## Input material
•••

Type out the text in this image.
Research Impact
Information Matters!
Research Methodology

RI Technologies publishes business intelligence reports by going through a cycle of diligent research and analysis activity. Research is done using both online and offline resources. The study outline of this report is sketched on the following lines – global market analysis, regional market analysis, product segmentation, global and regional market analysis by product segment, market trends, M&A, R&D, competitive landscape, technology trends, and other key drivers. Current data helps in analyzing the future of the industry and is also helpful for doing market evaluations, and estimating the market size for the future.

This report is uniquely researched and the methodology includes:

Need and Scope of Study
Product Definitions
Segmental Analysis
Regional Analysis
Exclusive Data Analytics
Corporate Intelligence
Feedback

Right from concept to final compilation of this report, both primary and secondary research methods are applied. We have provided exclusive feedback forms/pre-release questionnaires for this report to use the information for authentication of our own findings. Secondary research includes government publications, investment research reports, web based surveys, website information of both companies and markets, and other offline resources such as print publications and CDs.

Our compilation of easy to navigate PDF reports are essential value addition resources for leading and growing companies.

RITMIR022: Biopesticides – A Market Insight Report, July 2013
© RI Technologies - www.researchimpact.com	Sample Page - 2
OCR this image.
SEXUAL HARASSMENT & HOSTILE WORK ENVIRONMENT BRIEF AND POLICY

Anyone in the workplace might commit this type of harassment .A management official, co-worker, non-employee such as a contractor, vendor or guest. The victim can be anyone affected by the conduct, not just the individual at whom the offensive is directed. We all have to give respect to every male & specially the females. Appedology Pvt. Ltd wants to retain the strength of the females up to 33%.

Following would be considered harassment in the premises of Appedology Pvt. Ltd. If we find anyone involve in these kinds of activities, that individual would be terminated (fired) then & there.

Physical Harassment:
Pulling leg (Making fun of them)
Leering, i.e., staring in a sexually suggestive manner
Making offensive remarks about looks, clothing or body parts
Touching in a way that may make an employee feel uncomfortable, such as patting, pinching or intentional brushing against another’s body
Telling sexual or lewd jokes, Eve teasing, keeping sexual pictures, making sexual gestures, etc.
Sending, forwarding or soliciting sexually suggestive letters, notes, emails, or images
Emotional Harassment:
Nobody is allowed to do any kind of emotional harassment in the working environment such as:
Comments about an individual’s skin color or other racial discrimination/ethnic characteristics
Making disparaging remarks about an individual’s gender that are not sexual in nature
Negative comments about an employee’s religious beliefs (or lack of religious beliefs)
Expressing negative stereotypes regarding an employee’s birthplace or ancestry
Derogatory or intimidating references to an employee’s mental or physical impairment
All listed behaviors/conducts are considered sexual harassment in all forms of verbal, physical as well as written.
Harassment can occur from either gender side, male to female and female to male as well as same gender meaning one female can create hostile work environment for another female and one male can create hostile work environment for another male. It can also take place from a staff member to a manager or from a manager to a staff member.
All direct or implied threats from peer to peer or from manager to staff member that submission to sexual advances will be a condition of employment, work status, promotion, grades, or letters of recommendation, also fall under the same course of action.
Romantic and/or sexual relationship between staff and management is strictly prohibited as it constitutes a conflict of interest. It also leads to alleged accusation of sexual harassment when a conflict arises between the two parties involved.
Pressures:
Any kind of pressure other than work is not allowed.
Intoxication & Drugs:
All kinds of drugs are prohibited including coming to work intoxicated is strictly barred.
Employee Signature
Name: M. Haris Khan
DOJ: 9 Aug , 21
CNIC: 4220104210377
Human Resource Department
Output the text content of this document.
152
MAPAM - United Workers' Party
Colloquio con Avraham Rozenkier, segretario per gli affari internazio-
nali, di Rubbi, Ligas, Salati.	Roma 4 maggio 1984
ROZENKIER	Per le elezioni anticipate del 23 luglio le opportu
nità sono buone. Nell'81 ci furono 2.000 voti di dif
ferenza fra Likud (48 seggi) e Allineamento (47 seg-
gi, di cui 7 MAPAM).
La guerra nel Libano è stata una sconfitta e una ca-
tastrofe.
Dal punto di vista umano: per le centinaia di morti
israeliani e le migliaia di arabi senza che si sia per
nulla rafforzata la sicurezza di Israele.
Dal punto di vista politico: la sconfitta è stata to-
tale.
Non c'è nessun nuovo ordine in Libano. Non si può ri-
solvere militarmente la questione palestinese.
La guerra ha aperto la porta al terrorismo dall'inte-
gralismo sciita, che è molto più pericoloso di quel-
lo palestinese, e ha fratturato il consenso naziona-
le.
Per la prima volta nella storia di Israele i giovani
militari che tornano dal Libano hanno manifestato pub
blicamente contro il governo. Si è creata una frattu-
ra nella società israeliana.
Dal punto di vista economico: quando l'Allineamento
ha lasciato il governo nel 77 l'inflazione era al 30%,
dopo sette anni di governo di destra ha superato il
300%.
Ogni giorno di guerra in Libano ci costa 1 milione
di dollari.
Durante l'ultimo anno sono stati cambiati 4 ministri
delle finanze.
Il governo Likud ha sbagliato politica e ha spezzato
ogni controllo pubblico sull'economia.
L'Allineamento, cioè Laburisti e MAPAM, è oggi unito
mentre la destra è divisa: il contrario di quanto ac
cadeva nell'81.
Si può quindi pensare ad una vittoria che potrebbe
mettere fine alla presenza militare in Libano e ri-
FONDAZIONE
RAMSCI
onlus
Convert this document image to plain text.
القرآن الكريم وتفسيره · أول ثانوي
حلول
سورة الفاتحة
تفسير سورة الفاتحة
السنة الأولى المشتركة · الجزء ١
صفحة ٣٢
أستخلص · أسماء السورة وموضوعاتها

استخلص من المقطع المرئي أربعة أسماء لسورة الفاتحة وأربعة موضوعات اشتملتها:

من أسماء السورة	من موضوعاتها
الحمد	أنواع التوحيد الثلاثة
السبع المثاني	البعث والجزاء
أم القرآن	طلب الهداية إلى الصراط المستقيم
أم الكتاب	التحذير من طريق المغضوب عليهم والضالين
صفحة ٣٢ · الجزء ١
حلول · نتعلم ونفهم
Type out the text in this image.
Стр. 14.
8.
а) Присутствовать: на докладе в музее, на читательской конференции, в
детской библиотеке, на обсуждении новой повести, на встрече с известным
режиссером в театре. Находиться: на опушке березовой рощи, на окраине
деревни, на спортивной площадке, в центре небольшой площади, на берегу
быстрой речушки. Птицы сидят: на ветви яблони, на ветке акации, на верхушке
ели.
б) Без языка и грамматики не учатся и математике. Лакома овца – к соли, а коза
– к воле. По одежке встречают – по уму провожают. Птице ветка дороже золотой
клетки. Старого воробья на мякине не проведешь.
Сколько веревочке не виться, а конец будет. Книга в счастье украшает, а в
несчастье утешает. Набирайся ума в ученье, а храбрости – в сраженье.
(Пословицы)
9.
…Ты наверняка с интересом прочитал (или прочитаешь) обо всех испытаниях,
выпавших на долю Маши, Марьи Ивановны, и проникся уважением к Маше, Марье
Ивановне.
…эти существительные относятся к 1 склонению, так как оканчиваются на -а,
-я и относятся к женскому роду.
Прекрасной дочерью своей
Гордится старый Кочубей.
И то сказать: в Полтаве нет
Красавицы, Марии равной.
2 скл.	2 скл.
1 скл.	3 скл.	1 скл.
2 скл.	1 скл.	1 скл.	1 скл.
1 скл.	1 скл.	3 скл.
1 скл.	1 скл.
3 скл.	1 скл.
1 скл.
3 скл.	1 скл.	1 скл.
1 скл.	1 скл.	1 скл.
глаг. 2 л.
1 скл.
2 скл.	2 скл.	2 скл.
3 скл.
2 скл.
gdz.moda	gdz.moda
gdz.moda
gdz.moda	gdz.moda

•••

## Your goal
Write out the entries above word for word.

## Solution to this task
Type out the text in this image.
Research Impact
Information Matters!
Research Methodology

RI Technologies publishes business intelligence reports by going through a cycle of diligent research and analysis activity. Research is done using both online and offline resources. The study outline of this report is sketched on the following lines – global market analysis, regional market analysis, product segmentation, global and regional market analysis by product segment, market trends, M&A, R&D, competitive landscape, technology trends, and other key drivers. Current data helps in analyzing the future of the industry and is also helpful for doing market evaluations, and estimating the market size for the future.

This report is uniquely researched and the methodology includes:

Need and Scope of Study
Product Definitions
Segmental Analysis
Regional Analysis
Exclusive Data Analytics
Corporate Intelligence
Feedback

Right from concept to final compilation of this report, both primary and secondary research methods are applied. We have provided exclusive feedback forms/pre-release questionnaires for this report to use the information for authentication of our own findings. Secondary research includes government publications, investment research reports, web based surveys, website information of both companies and markets, and other offline resources such as print publications and CDs.

Our compilation of easy to navigate PDF reports are essential value addition resources for leading and growing companies.

RITMIR022: Biopesticides – A Market Insight Report, July 2013
© RI Technologies - www.researchimpact.com	Sample Page - 2
OCR this image.
SEXUAL HARASSMENT & HOSTILE WORK ENVIRONMENT BRIEF AND POLICY

Anyone in the workplace might commit this type of harassment .A management official, co-worker, non-employee such as a contractor, vendor or guest. The victim can be anyone affected by the conduct, not just the individual at whom the offensive is directed. We all have to give respect to every male & specially the females. Appedology Pvt. Ltd wants to retain the strength of the females up to 33%.

Following would be considered harassment in the premises of Appedology Pvt. Ltd. If we find anyone involve in these kinds of activities, that individual would be terminated (fired) then & there.

Physical Harassment:
Pulling leg (Making fun of them)
Leering, i.e., staring in a sexually suggestive manner
Making offensive remarks about looks, clothing or body parts
Touching in a way that may make an employee feel uncomfortable, such as patting, pinching or intentional brushing against another’s body
Telling sexual or lewd jokes, Eve teasing, keeping sexual pictures, making sexual gestures, etc.
Sending, forwarding or soliciting sexually suggestive letters, notes, emails, or images
Emotional Harassment:
Nobody is allowed to do any kind of emotional harassment in the working environment such as:
Comments about an individual’s skin color or other racial discrimination/ethnic characteristics
Making disparaging remarks about an individual’s gender that are not sexual in nature
Negative comments about an employee’s religious beliefs (or lack of religious beliefs)
Expressing negative stereotypes regarding an employee’s birthplace or ancestry
Derogatory or intimidating references to an employee’s mental or physical impairment
All listed behaviors/conducts are considered sexual harassment in all forms of verbal, physical as well as written.
Harassment can occur from either gender side, male to female and female to male as well as same gender meaning one female can create hostile work environment for another female and one male can create hostile work environment for another male. It can also take place from a staff member to a manager or from a manager to a staff member.
All direct or implied threats from peer to peer or from manager to staff member that submission to sexual advances will be a condition of employment, work status, promotion, grades, or letters of recommendation, also fall under the same course of action.
Romantic and/or sexual relationship between staff and management is strictly prohibited as it constitutes a conflict of interest. It also leads to alleged accusation of sexual harassment when a conflict arises between the two parties involved.
Pressures:
Any kind of pressure other than work is not allowed.
Intoxication & Drugs:
All kinds of drugs are prohibited including coming to work intoxicated is strictly barred.
Employee Signature
Name: M. Haris Khan
DOJ: 9 Aug , 21
CNIC: 4220104210377
Human Resource Department
Output the text content of this document.
152
MAPAM - United Workers' Party
Colloquio con Avraham Rozenkier, segretario per gli affari internazio-
nali, di Rubbi, Ligas, Salati.	Roma 4 maggio 1984
ROZENKIER	Per le elezioni anticipate del 23 luglio le opportu
nità sono buone. Nell'81 ci furono 2.000 voti di dif
ferenza fra Likud (48 seggi) e Allineamento (47 seg-
gi, di cui 7 MAPAM).
La guerra nel Libano è stata una sconfitta e una ca-
tastrofe.
Dal punto di vista umano: per le centinaia di morti
israeliani e le migliaia di arabi senza che si sia per
nulla rafforzata la sicurezza di Israele.
Dal punto di vista politico: la sconfitta è stata to-
tale.
Non c'è nessun nuovo ordine in Libano. Non si può ri-
solvere militarmente la questione palestinese.
La guerra ha aperto la porta al terrorismo dall'inte-
gralismo sciita, che è molto più pericoloso di quel-
lo palestinese, e ha fratturato il consenso naziona-
le.
Per la prima volta nella storia di Israele i giovani
militari che tornano dal Libano hanno manifestato pub
blicamente contro il governo. Si è creata una frattu-
ra nella società israeliana.
Dal punto di vista economico: quando l'Allineamento
ha lasciato il governo nel 77 l'inflazione era al 30%,
dopo sette anni di governo di destra ha superato il
300%.
Ogni giorno di guerra in Libano ci costa 1 milione
di dollari.
Durante l'ultimo anno sono stati cambiati 4 ministri
delle finanze.
Il governo Likud ha sbagliato politica e ha spezzato
ogni controllo pubblico sull'economia.
L'Allineamento, cioè Laburisti e MAPAM, è oggi unito
mentre la destra è divisa: il contrario di quanto ac
cadeva nell'81.
Si può quindi pensare ad una vittoria che potrebbe
mettere fine alla presenza militare in Libano e ri-
FONDAZIONE
RAMSCI
onlus
Convert this document image to plain text.
القرآن الكريم وتفسيره · أول ثانوي
حلول
سورة الفاتحة
تفسير سورة الفاتحة
السنة الأولى المشتركة · الجزء ١
صفحة ٣٢
أستخلص · أسماء السورة وموضوعاتها

استخلص من المقطع المرئي أربعة أسماء لسورة الفاتحة وأربعة موضوعات اشتملتها:

من أسماء السورة	من موضوعاتها
الحمد	أنواع التوحيد الثلاثة
السبع المثاني	البعث والجزاء
أم القرآن	طلب الهداية إلى الصراط المستقيم
أم الكتاب	التحذير من طريق المغضوب عليهم والضالين
صفحة ٣٢ · الجزء ١
حلول · نتعلم ونفهم
Type out the text in this image.
Стр. 14.
8.
а) Присутствовать: на докладе в музее, на читательской конференции, в
детской библиотеке, на обсуждении новой повести, на встрече с известным
режиссером в театре. Находиться: на опушке березовой рощи, на окраине
деревни, на спортивной площадке, в центре небольшой площади, на берегу
быстрой речушки. Птицы сидят: на ветви яблони, на ветке акации, на верхушке
ели.
б) Без языка и грамматики не учатся и математике. Лакома овца – к соли, а коза
– к воле. По одежке встречают – по уму провожают. Птице ветка дороже золотой
клетки. Старого воробья на мякине не проведешь.
Сколько веревочке не виться, а конец будет. Книга в счастье украшает, а в
несчастье утешает. Набирайся ума в ученье, а храбрости – в сраженье.
(Пословицы)
9.
…Ты наверняка с интересом прочитал (или прочитаешь) обо всех испытаниях,
выпавших на долю Маши, Марьи Ивановны, и проникся уважением к Маше, Марье
Ивановне.
…эти существительные относятся к 1 склонению, так как оканчиваются на -а,
-я и относятся к женскому роду.
Прекрасной дочерью своей
Гордится старый Кочубей.
И то сказать: в Полтаве нет
Красавицы, Марии равной.
2 скл.	2 скл.
1 скл.	3 скл.	1 скл.
2 скл.	1 скл.	1 скл.	1 скл.
1 скл.	1 скл.	3 скл.
1 скл.	1 скл.
3 скл.	1 скл.
1 скл.
3 скл.	1 скл.	1 скл.
1 скл.	1 скл.	1 скл.
глаг. 2 л.
1 скл.
2 скл.	2 скл.	2 скл.
3 скл.
2 скл.
gdz.moda	gdz.moda
gdz.moda
gdz.moda	gdz.moda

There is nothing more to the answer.